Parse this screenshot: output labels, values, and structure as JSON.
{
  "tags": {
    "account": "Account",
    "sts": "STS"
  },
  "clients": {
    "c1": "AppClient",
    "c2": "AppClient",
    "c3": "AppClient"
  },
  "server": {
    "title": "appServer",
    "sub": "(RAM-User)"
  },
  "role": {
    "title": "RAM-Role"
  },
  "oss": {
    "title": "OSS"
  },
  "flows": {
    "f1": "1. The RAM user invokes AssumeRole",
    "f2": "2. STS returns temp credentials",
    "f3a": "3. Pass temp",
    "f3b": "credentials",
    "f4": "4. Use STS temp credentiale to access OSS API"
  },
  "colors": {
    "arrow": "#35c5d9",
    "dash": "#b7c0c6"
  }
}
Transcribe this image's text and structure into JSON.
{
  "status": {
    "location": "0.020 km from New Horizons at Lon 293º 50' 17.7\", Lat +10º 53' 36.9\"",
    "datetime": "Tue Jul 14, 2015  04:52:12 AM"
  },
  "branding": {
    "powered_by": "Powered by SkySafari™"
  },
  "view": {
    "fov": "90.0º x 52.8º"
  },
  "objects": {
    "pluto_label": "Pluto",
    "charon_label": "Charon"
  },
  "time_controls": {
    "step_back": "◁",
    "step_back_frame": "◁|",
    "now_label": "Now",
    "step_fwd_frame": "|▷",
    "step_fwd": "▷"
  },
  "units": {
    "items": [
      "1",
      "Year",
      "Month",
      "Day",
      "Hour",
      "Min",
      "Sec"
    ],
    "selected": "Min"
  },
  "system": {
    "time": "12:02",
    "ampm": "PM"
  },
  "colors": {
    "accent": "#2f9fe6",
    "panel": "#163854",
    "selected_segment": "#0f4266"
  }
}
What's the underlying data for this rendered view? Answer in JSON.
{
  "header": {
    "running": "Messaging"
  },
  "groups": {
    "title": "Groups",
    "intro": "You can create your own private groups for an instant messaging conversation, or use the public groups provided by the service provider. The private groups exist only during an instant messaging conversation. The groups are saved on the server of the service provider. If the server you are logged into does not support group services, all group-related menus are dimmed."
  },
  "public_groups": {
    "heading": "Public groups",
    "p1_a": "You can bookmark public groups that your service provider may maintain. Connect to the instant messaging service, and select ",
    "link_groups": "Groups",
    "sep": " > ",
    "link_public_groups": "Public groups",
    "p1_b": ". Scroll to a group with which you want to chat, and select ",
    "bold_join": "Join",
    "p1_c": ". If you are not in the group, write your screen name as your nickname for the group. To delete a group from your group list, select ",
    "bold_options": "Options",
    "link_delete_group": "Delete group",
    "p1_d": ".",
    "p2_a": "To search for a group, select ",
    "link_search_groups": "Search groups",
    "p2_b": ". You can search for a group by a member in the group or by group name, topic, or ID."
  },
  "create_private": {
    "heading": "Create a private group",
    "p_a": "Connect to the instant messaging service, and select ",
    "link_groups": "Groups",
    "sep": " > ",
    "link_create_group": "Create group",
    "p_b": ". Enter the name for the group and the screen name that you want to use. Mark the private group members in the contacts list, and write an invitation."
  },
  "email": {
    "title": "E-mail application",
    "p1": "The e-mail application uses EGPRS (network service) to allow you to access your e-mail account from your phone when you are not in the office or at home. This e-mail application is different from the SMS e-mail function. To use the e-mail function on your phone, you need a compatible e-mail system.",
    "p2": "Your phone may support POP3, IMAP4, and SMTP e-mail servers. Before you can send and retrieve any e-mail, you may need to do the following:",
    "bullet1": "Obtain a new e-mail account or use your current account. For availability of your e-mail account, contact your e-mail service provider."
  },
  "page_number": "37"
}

※

- **Goal**
Where a line above contains the string "title", copy that line.

- **Exercise solution**
    "title": "appServer",
    "title": "RAM-Role"
    "title": "OSS"
    "title": "Groups",
    "title": "E-mail application",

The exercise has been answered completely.